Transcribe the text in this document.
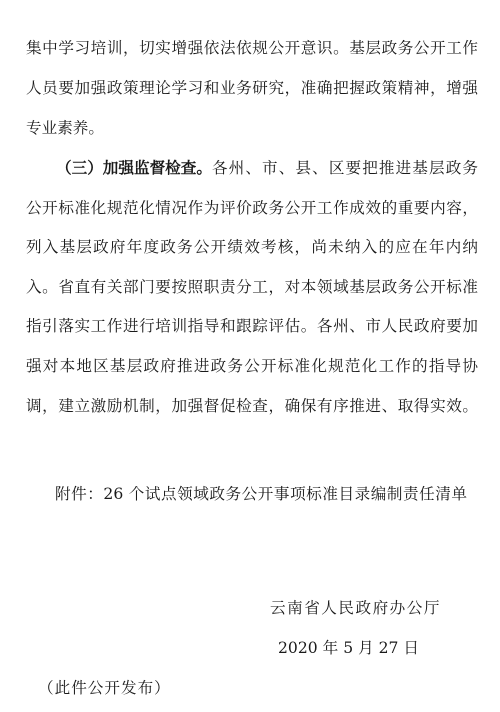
集中学习培训，切实增强依法依规公开意识。基层政务公开工作
人员要加强政策理论学习和业务研究，准确把握政策精神，增强
专业素养。
（三）加强监督检查。 各州、市、县、区要把推进基层政务
公开标准化规范化情况作为评价政务公开工作成效的重要内容，
列入基层政府年度政务公开绩效考核，尚未纳入的应在年内纳
入。省直有关部门要按照职责分工，对本领域基层政务公开标准
指引落实工作进行培训指导和跟踪评估。各州、市人民政府要加
强对本地区基层政府推进政务公开标准化规范化工作的指导协
调，建立激励机制，加强督促检查，确保有序推进、取得实效。
附件：26 个试点领域政务公开事项标准目录编制责任清单
云南省人民政府办公厅
2020 年 5 月 27 日
（此件公开发布）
- - - - -
All of the data needs repeating exactly, but the pictures do not.

Transcribe the text in this document.
集中学习培训，切实增强依法依规公开意识。基层政务公开工作
人员要加强政策理论学习和业务研究，准确把握政策精神，增强
专业素养。
（三）加强监督检查。 各州、市、县、区要把推进基层政务
公开标准化规范化情况作为评价政务公开工作成效的重要内容，
列入基层政府年度政务公开绩效考核，尚未纳入的应在年内纳
入。省直有关部门要按照职责分工，对本领域基层政务公开标准
指引落实工作进行培训指导和跟踪评估。各州、市人民政府要加
强对本地区基层政府推进政务公开标准化规范化工作的指导协
调，建立激励机制，加强督促检查，确保有序推进、取得实效。
附件：26 个试点领域政务公开事项标准目录编制责任清单
云南省人民政府办公厅
2020 年 5 月 27 日
（此件公开发布）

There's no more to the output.